━━━━━ Given data

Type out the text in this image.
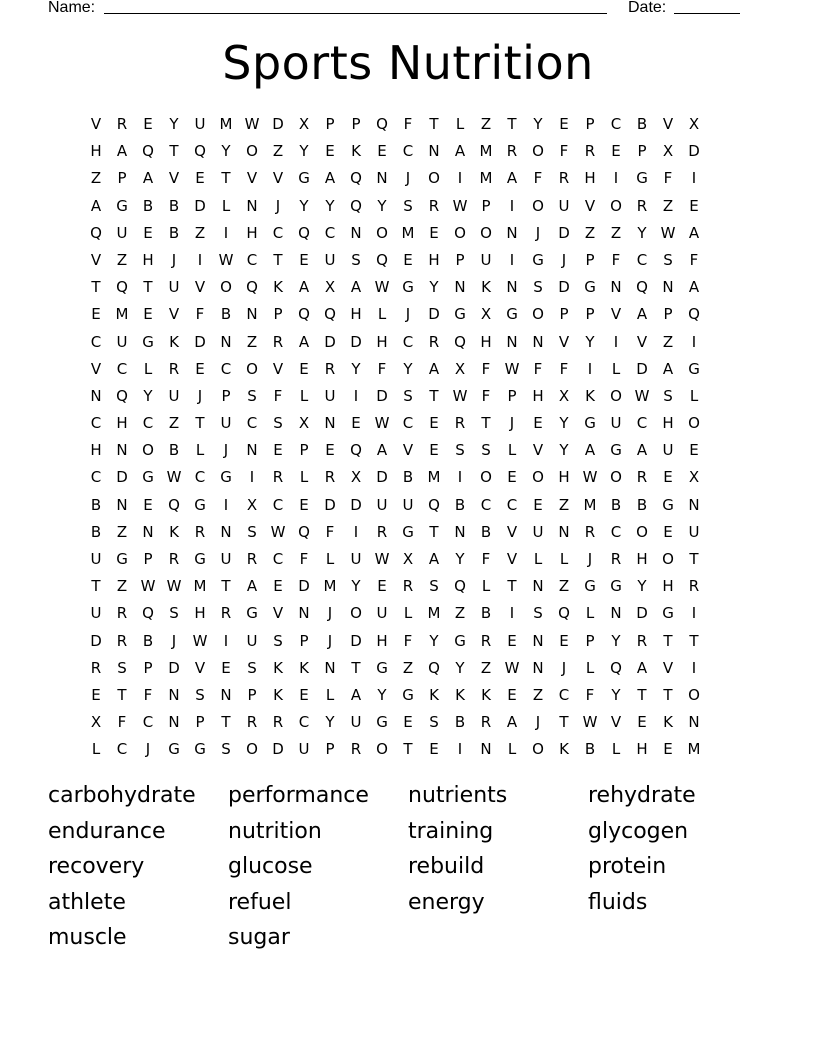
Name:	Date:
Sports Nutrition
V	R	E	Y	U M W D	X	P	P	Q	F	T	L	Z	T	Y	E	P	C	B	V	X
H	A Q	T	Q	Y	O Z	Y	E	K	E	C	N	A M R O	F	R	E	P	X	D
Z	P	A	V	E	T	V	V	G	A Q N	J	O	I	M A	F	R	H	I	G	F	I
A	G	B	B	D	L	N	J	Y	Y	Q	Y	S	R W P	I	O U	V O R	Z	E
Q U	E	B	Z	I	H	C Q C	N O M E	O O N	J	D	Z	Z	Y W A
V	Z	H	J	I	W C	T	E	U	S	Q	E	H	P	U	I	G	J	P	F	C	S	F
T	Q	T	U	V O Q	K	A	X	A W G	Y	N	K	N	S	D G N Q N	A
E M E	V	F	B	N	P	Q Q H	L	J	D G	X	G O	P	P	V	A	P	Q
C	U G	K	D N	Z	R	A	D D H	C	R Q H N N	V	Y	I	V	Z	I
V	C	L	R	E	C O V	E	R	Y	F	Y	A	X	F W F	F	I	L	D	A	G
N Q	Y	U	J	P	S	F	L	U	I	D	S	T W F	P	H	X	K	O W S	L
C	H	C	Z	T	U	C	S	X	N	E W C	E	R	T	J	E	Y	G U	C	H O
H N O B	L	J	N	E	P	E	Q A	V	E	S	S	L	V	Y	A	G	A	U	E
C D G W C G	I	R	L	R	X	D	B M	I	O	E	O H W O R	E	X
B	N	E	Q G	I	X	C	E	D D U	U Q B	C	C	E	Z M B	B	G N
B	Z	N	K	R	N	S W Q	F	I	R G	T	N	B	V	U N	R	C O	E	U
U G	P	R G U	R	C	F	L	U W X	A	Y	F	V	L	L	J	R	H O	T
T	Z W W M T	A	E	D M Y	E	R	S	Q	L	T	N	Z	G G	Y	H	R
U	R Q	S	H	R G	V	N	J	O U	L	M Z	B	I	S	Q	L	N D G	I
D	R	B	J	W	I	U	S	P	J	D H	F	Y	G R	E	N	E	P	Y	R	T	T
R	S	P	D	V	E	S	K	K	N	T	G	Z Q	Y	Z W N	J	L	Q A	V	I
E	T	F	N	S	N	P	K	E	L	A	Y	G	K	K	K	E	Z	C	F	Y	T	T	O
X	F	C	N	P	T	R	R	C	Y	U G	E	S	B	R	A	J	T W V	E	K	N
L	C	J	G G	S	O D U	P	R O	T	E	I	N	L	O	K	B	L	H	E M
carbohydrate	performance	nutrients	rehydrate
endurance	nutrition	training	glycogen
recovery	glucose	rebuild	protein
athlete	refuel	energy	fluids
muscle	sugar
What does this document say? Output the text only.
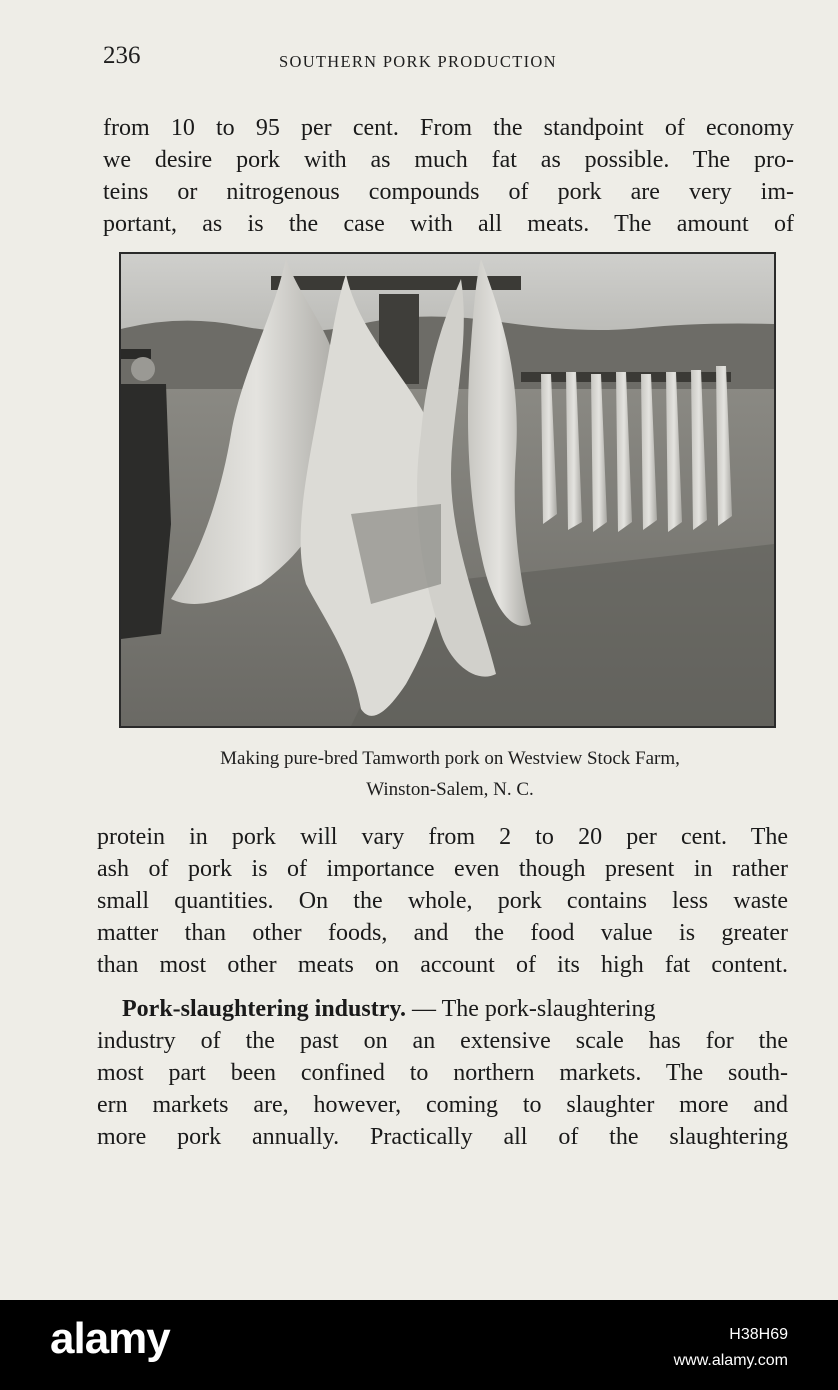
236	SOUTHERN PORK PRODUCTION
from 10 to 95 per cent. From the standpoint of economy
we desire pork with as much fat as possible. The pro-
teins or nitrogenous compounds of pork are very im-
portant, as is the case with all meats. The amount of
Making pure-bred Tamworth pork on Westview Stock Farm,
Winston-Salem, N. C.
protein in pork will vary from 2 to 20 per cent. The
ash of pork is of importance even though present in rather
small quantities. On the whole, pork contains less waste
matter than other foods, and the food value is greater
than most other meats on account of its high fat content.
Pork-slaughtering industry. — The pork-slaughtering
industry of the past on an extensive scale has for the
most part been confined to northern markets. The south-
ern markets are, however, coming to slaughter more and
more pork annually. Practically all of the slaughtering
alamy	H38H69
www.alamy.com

━━━━━━━━━━
━━━━━ Given data

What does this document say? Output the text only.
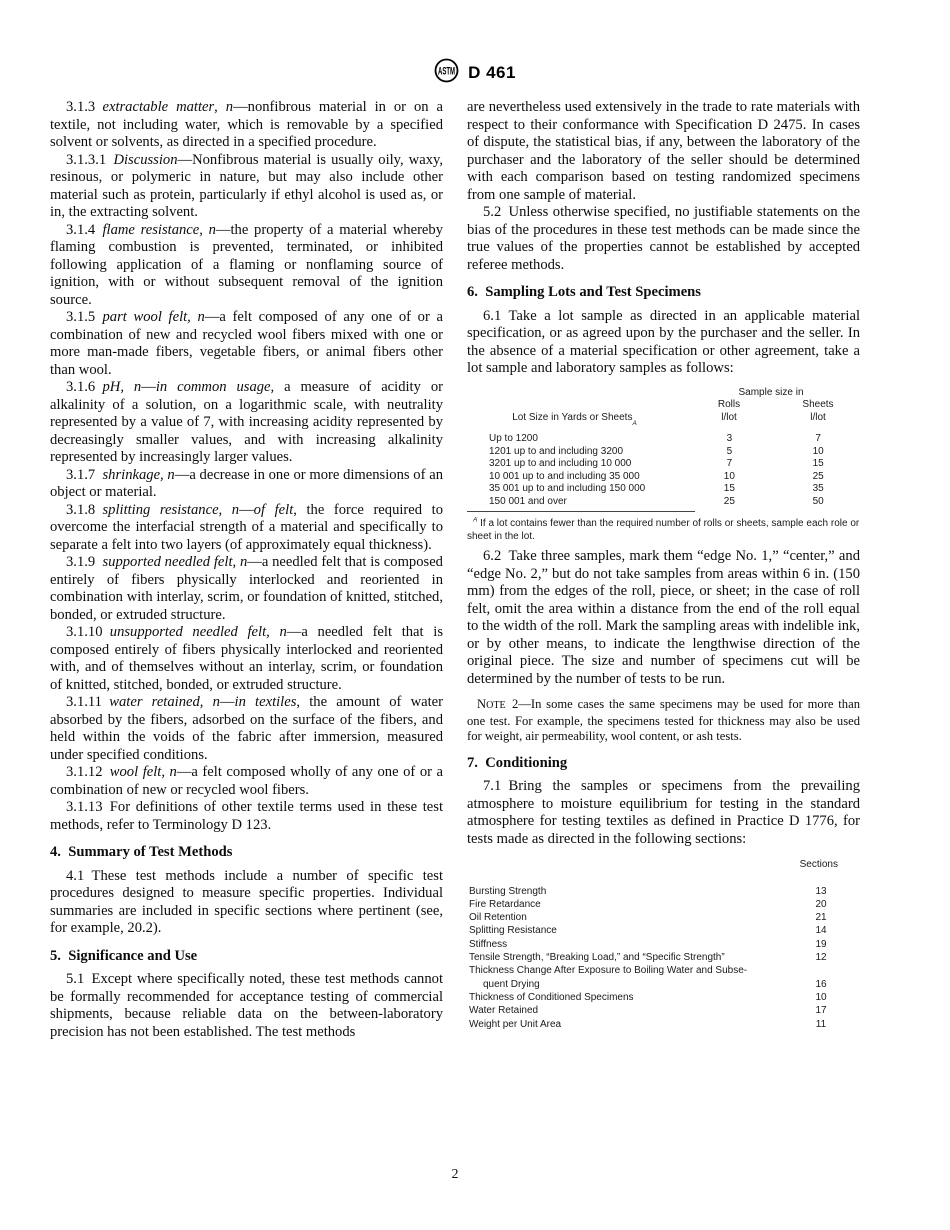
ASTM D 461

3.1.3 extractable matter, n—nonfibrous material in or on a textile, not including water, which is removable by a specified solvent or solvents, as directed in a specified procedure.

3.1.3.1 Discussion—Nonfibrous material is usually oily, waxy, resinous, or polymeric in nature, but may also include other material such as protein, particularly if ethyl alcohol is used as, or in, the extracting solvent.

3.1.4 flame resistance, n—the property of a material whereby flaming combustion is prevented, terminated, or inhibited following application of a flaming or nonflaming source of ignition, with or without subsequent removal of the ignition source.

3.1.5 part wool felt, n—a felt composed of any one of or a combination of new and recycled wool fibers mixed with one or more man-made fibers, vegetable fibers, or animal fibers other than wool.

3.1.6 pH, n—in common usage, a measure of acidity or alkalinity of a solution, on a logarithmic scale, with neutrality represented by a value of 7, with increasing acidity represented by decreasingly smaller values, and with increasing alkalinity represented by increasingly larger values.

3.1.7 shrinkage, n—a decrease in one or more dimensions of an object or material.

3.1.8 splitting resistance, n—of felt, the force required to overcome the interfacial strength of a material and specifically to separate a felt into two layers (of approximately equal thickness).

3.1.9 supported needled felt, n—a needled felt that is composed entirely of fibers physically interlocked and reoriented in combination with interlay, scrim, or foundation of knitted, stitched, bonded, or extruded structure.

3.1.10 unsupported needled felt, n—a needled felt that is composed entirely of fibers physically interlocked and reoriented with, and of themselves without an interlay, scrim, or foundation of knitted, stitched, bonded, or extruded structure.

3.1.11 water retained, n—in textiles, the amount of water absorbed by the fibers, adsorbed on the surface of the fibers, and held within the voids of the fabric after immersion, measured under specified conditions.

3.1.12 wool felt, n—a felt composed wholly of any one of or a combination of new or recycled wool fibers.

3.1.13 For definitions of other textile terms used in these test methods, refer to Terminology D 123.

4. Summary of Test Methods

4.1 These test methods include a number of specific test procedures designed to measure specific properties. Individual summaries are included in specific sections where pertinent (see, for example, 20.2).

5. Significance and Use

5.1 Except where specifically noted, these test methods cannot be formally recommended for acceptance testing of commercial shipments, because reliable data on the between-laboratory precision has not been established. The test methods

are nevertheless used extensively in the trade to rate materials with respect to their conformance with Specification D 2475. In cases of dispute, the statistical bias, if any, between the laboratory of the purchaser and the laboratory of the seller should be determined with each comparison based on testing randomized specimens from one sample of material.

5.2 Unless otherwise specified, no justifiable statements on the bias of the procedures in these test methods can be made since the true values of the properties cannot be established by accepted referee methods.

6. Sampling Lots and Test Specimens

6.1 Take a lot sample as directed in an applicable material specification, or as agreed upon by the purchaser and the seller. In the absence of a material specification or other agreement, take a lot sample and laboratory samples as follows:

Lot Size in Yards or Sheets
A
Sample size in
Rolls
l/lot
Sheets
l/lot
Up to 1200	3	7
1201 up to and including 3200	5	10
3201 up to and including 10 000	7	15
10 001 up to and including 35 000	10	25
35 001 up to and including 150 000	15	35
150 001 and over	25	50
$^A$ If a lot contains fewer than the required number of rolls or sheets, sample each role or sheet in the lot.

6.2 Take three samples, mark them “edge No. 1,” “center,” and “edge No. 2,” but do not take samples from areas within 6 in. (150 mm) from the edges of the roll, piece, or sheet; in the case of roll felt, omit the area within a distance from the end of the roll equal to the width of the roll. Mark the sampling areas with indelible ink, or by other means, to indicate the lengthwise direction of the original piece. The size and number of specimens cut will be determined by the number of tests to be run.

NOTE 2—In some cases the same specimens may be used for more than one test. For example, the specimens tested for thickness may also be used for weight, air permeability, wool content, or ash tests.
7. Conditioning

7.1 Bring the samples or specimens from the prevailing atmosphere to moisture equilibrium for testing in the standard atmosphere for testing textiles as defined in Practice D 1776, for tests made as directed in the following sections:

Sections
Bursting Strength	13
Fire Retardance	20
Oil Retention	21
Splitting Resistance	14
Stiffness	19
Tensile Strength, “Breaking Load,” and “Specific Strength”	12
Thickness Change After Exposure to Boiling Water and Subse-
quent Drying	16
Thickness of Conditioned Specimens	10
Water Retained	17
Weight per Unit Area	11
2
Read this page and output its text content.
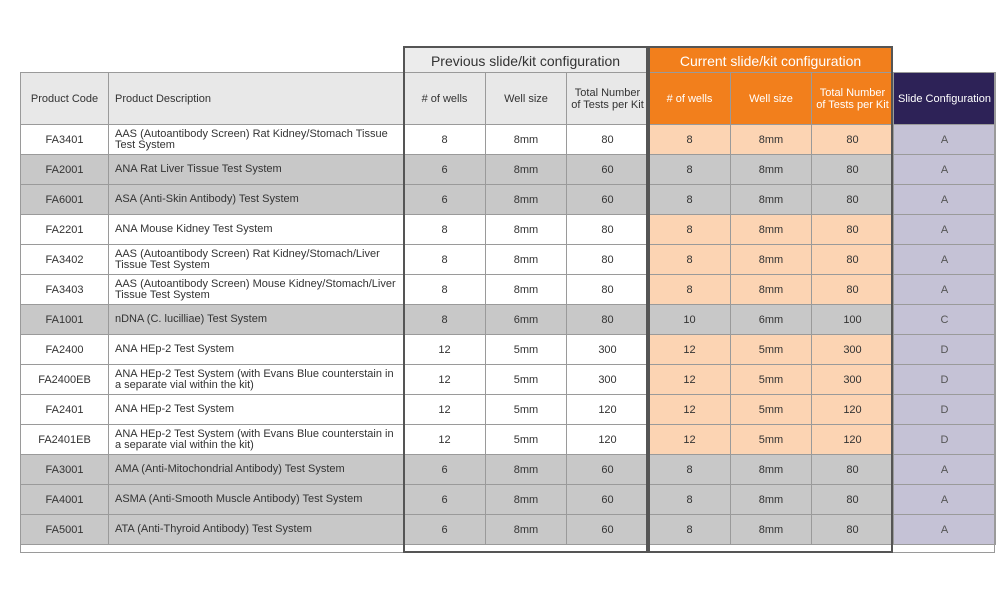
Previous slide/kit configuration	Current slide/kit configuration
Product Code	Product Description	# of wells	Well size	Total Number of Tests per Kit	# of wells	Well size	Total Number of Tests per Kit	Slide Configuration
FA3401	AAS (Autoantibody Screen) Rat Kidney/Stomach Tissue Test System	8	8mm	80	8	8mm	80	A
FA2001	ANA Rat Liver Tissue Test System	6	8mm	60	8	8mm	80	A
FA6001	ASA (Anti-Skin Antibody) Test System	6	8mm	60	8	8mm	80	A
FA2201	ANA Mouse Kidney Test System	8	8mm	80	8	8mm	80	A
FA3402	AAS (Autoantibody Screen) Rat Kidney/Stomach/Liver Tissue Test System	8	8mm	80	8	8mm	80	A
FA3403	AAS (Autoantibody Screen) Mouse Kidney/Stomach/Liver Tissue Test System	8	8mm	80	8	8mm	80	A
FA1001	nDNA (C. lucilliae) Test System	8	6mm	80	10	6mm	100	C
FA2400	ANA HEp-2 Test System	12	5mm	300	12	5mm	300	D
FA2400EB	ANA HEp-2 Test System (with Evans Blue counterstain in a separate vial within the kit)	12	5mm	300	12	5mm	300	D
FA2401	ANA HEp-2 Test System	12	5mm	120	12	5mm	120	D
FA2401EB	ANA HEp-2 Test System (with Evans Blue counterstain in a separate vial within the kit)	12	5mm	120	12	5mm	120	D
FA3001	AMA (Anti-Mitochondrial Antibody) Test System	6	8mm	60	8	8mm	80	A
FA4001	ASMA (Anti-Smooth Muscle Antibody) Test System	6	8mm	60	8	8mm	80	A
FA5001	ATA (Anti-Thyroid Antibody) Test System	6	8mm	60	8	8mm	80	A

━━━━━━━━━━

:: Brief ::
Find the lines above that hold "specifically", then copy each of them.

:: Response to the task ::
3.1.8 splitting resistance, n—of felt, the force required to overcome the interfacial strength of a material and specifically to separate a felt into two layers (of approximately equal thickness).
5.1 Except where specifically noted, these test methods cannot be formally recommended for acceptance testing of commercial shipments, because reliable data on the between-laboratory precision has not been established. The test methods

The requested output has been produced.